◆ **Exercise objective**
Go through the listing beneath this task and return every line that carries the string "device".

— Start —

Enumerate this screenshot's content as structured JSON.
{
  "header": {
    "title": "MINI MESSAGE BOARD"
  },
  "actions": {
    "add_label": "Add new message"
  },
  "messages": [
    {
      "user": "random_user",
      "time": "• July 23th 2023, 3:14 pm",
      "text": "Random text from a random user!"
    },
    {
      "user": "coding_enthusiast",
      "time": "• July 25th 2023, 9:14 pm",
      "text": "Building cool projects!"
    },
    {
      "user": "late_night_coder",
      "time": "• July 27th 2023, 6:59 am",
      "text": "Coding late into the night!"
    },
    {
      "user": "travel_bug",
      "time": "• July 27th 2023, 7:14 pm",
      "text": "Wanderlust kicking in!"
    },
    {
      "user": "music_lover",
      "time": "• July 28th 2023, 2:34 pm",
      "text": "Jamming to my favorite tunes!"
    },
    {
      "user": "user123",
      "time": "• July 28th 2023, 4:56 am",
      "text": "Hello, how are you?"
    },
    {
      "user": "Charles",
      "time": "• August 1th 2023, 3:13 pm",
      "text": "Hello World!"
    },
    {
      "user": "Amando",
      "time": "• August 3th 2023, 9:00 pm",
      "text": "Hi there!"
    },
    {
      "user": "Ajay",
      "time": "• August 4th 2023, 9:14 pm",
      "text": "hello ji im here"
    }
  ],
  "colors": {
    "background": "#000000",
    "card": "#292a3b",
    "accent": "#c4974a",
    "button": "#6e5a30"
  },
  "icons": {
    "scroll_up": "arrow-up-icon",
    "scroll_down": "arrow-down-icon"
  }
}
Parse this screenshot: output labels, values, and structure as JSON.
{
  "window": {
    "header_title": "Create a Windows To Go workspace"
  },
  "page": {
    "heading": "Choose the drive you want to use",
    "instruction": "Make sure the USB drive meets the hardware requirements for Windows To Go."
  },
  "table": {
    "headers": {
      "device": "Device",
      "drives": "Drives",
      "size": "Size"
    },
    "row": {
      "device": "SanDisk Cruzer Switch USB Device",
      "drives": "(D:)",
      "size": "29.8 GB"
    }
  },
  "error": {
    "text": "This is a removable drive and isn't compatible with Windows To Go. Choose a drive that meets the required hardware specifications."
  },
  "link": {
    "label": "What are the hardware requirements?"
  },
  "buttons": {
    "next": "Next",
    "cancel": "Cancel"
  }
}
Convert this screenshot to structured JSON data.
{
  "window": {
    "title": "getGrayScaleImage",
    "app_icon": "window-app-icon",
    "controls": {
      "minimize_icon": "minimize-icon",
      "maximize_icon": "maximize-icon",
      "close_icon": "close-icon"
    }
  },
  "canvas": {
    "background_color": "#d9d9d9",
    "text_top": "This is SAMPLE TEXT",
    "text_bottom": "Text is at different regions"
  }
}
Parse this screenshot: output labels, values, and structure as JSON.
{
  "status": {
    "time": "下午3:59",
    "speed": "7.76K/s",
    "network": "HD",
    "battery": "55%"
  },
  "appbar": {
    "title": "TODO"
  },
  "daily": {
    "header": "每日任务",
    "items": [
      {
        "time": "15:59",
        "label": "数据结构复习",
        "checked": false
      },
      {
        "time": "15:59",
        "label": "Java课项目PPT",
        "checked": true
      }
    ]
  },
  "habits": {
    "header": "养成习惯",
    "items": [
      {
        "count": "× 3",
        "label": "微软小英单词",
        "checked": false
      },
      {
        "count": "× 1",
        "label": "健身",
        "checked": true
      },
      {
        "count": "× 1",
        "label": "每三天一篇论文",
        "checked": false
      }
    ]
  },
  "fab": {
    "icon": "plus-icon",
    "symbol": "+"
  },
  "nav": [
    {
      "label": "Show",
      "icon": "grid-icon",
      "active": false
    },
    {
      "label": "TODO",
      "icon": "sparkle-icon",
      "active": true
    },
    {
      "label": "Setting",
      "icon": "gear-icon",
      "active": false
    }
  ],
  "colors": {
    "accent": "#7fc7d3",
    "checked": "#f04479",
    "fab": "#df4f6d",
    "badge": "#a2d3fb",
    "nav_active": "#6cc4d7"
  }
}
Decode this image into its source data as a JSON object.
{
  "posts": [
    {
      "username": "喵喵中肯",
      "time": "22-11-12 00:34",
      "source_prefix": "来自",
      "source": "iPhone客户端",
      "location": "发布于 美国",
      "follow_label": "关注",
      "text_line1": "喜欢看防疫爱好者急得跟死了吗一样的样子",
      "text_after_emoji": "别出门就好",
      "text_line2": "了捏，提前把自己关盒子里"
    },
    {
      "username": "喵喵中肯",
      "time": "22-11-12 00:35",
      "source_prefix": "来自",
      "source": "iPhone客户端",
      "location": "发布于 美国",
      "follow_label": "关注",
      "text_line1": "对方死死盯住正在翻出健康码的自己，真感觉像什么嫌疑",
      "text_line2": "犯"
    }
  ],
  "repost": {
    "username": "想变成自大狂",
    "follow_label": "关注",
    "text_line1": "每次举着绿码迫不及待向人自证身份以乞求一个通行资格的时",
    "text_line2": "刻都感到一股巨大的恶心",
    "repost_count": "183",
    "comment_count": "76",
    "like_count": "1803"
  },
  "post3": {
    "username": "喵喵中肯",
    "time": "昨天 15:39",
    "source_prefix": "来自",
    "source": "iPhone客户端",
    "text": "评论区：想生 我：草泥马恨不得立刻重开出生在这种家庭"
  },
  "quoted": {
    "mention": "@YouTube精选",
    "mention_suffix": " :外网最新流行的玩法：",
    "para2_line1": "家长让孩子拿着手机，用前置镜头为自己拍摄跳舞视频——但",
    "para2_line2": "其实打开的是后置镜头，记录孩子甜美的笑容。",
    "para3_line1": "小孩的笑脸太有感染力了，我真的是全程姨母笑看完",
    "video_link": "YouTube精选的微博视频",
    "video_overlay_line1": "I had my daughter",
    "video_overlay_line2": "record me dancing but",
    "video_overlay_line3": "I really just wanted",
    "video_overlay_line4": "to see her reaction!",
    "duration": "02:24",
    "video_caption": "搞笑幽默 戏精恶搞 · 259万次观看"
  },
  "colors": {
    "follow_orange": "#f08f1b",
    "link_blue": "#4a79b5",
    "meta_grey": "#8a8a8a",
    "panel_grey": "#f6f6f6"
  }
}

— End —

◆ **Task response**
      "device": "Device",
      "device": "SanDisk Cruzer Switch USB Device",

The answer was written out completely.